**GOAL**
Copy all of the material word for word, except for the pictures.

——————————

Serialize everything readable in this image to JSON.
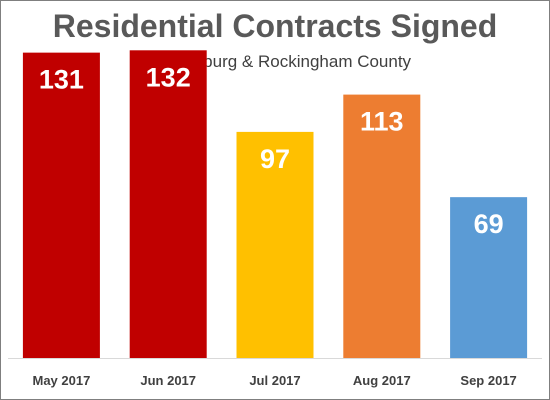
{
  "chart_data": {
    "type": "bar",
    "title": "Residential Contracts Signed",
    "subtitle": "Harrisonburg & Rockingham County",
    "categories": [
      "May 2017",
      "Jun 2017",
      "Jul 2017",
      "Aug 2017",
      "Sep 2017"
    ],
    "values": [
      131,
      132,
      97,
      113,
      69
    ],
    "colors": [
      "#c00000",
      "#c00000",
      "#ffc000",
      "#ed7d31",
      "#5b9bd5"
    ],
    "xlabel": "",
    "ylabel": "",
    "ylim": [
      0,
      145
    ],
    "grid": false,
    "legend": "none",
    "data_labels": true
  }
}
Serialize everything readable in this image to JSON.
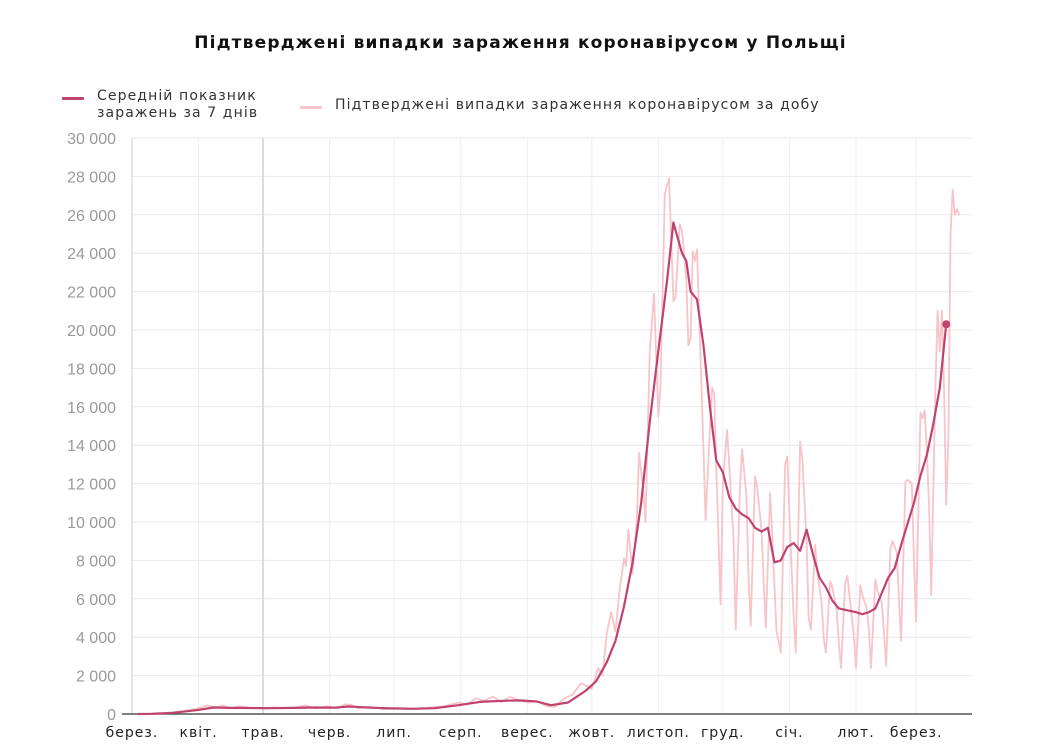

——————————

**WORKED ANSWER**
Serialize everything readable in this image to JSON.
{
  "chart_data": {
    "type": "bar",
    "title": "Residential Contracts Signed",
    "subtitle": "Harrisonburg & Rockingham County",
    "categories": [
      "May 2017",
      "Jun 2017",
      "Jul 2017",
      "Aug 2017",
      "Sep 2017"
    ],
    "values": [
      131,
      132,
      97,
      113,
      69
    ],
    "colors": [
      "#c00000",
      "#c00000",
      "#ffc000",
      "#ed7d31",
      "#5b9bd5"
    ],
    "xlabel": "",
    "ylabel": "",
    "ylim": [
      0,
      145
    ],
    "grid": false,
    "legend": "none",
    "data_labels": true
  }
}
Serialize everything readable in this image to JSON.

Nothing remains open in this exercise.